** Job **
Omit the pictures, then reproduce every remaining record exactly.

(Dataset entries)
□ □ □ □

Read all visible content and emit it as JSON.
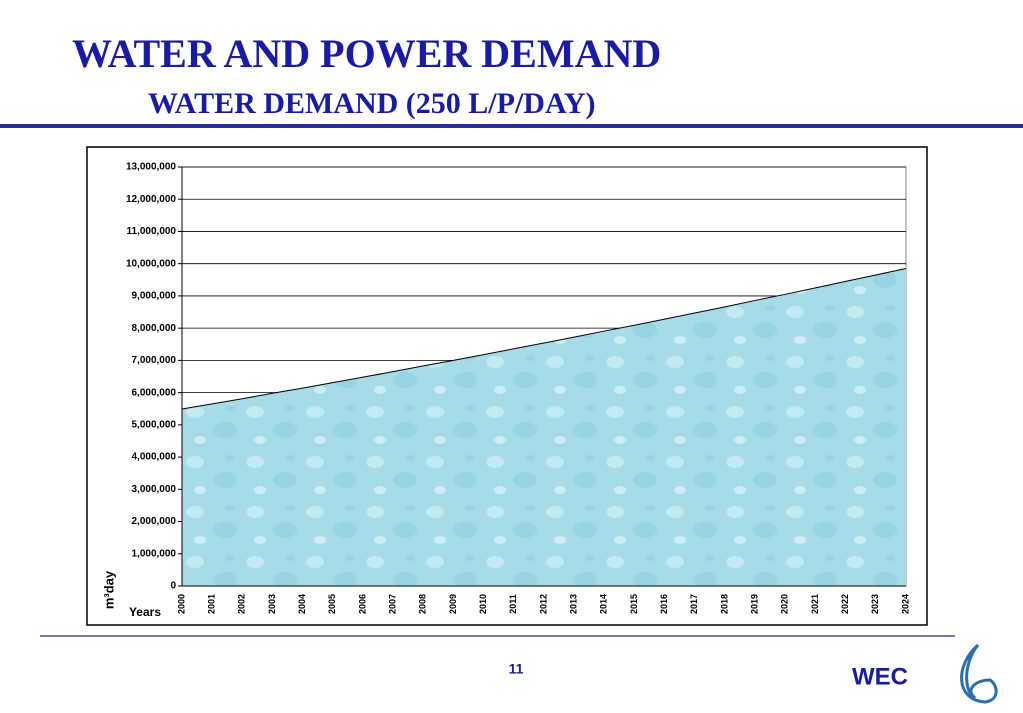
{
  "title": "WATER AND POWER DEMAND",
  "page_number": "11",
  "logo": "WEC",
  "chart_data": {
    "type": "area",
    "title": "WATER DEMAND (250 L/P/DAY)",
    "x_label": "Years",
    "y_label": "m³day",
    "categories": [
      "2000",
      "2001",
      "2002",
      "2003",
      "2004",
      "2005",
      "2006",
      "2007",
      "2008",
      "2009",
      "2010",
      "2011",
      "2012",
      "2013",
      "2014",
      "2015",
      "2016",
      "2017",
      "2018",
      "2019",
      "2020",
      "2021",
      "2022",
      "2023",
      "2024"
    ],
    "values": [
      5490000,
      5650000,
      5810000,
      5980000,
      6140000,
      6310000,
      6480000,
      6650000,
      6830000,
      7000000,
      7180000,
      7360000,
      7540000,
      7720000,
      7910000,
      8090000,
      8280000,
      8470000,
      8660000,
      8860000,
      9050000,
      9250000,
      9450000,
      9650000,
      9850000
    ],
    "color": "#a8dbe8",
    "ylim": [
      0,
      13000000
    ],
    "yticks": [
      0,
      {
        "value": 1000000,
        "label": "1,000,000"
      },
      {
        "value": 2000000,
        "label": "2,000,000"
      },
      {
        "value": 3000000,
        "label": "3,000,000"
      },
      {
        "value": 4000000,
        "label": "4,000,000"
      },
      {
        "value": 5000000,
        "label": "5,000,000"
      },
      {
        "value": 6000000,
        "label": "6,000,000"
      },
      {
        "value": 7000000,
        "label": "7,000,000"
      },
      {
        "value": 8000000,
        "label": "8,000,000"
      },
      {
        "value": 9000000,
        "label": "9,000,000"
      },
      {
        "value": 10000000,
        "label": "10,000,000"
      },
      {
        "value": 11000000,
        "label": "11,000,000"
      },
      {
        "value": 12000000,
        "label": "12,000,000"
      },
      {
        "value": 13000000,
        "label": "13,000,000"
      }
    ],
    "grid": true
  }
}
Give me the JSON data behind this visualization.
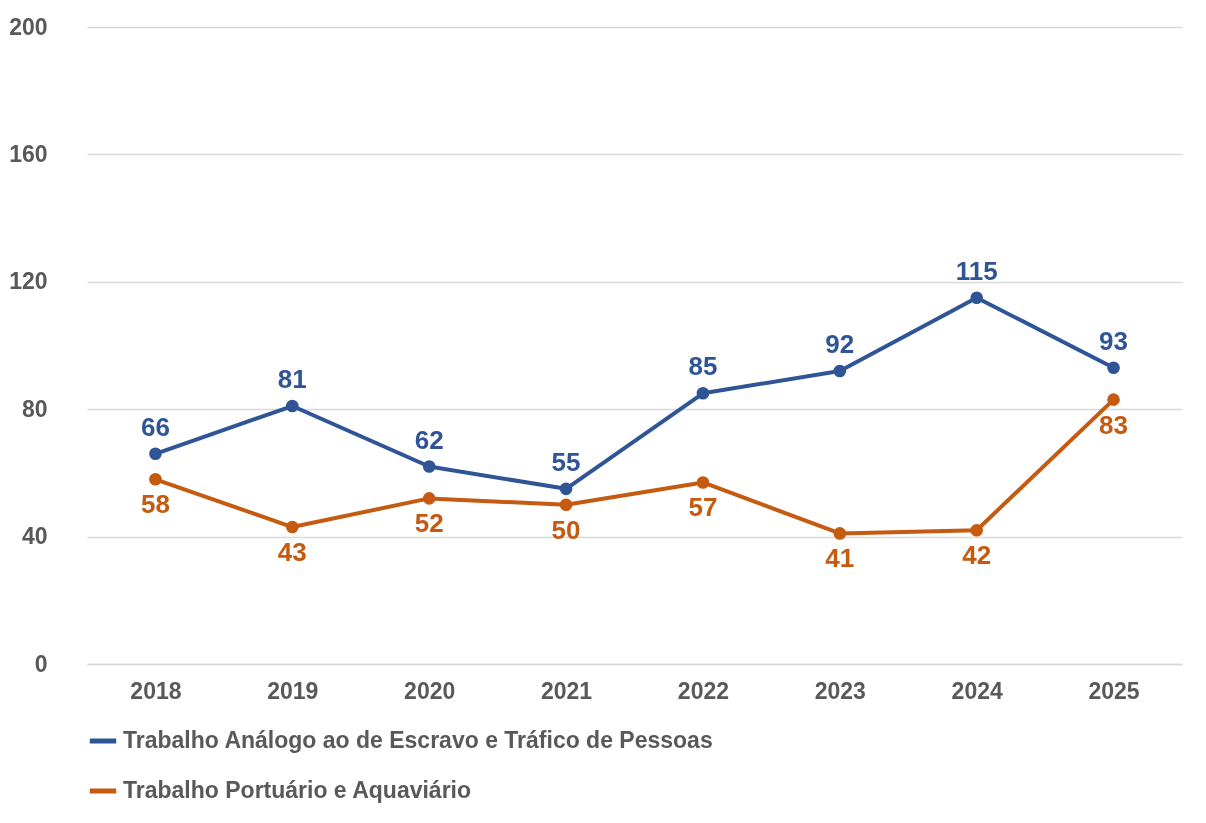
{
  "chart_data": {
    "type": "line",
    "categories": [
      "2018",
      "2019",
      "2020",
      "2021",
      "2022",
      "2023",
      "2024",
      "2025"
    ],
    "series": [
      {
        "name": "Trabalho Análogo ao de Escravo e Tráfico de Pessoas",
        "color": "#2f5597",
        "values": [
          66,
          81,
          62,
          55,
          85,
          92,
          115,
          93
        ]
      },
      {
        "name": "Trabalho Portuário e Aquaviário",
        "color": "#c55a11",
        "values": [
          58,
          43,
          52,
          50,
          57,
          41,
          42,
          83
        ]
      }
    ],
    "ylim": [
      0,
      200
    ],
    "yticks": [
      0,
      40,
      80,
      120,
      160,
      200
    ],
    "grid": "y",
    "legend": "bottom",
    "marker": "circle",
    "line_style": "solid",
    "data_labels": true
  }
}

□ □ □ □

** Task output **
Read all visible content and emit it as JSON.
{
  "title": "WATER AND POWER DEMAND",
  "page_number": "11",
  "logo": "WEC",
  "chart_data": {
    "type": "area",
    "title": "WATER DEMAND (250 L/P/DAY)",
    "x_label": "Years",
    "y_label": "m³day",
    "categories": [
      "2000",
      "2001",
      "2002",
      "2003",
      "2004",
      "2005",
      "2006",
      "2007",
      "2008",
      "2009",
      "2010",
      "2011",
      "2012",
      "2013",
      "2014",
      "2015",
      "2016",
      "2017",
      "2018",
      "2019",
      "2020",
      "2021",
      "2022",
      "2023",
      "2024"
    ],
    "values": [
      5490000,
      5650000,
      5810000,
      5980000,
      6140000,
      6310000,
      6480000,
      6650000,
      6830000,
      7000000,
      7180000,
      7360000,
      7540000,
      7720000,
      7910000,
      8090000,
      8280000,
      8470000,
      8660000,
      8860000,
      9050000,
      9250000,
      9450000,
      9650000,
      9850000
    ],
    "color": "#a8dbe8",
    "ylim": [
      0,
      13000000
    ],
    "yticks": [
      0,
      {
        "value": 1000000,
        "label": "1,000,000"
      },
      {
        "value": 2000000,
        "label": "2,000,000"
      },
      {
        "value": 3000000,
        "label": "3,000,000"
      },
      {
        "value": 4000000,
        "label": "4,000,000"
      },
      {
        "value": 5000000,
        "label": "5,000,000"
      },
      {
        "value": 6000000,
        "label": "6,000,000"
      },
      {
        "value": 7000000,
        "label": "7,000,000"
      },
      {
        "value": 8000000,
        "label": "8,000,000"
      },
      {
        "value": 9000000,
        "label": "9,000,000"
      },
      {
        "value": 10000000,
        "label": "10,000,000"
      },
      {
        "value": 11000000,
        "label": "11,000,000"
      },
      {
        "value": 12000000,
        "label": "12,000,000"
      },
      {
        "value": 13000000,
        "label": "13,000,000"
      }
    ],
    "grid": true
  }
}
Give me the JSON data behind this visualization.
{
  "chart_data": {
    "type": "line",
    "categories": [
      "2018",
      "2019",
      "2020",
      "2021",
      "2022",
      "2023",
      "2024",
      "2025"
    ],
    "series": [
      {
        "name": "Trabalho Análogo ao de Escravo e Tráfico de Pessoas",
        "color": "#2f5597",
        "values": [
          66,
          81,
          62,
          55,
          85,
          92,
          115,
          93
        ]
      },
      {
        "name": "Trabalho Portuário e Aquaviário",
        "color": "#c55a11",
        "values": [
          58,
          43,
          52,
          50,
          57,
          41,
          42,
          83
        ]
      }
    ],
    "ylim": [
      0,
      200
    ],
    "yticks": [
      0,
      40,
      80,
      120,
      160,
      200
    ],
    "grid": "y",
    "legend": "bottom",
    "marker": "circle",
    "line_style": "solid",
    "data_labels": true
  }
}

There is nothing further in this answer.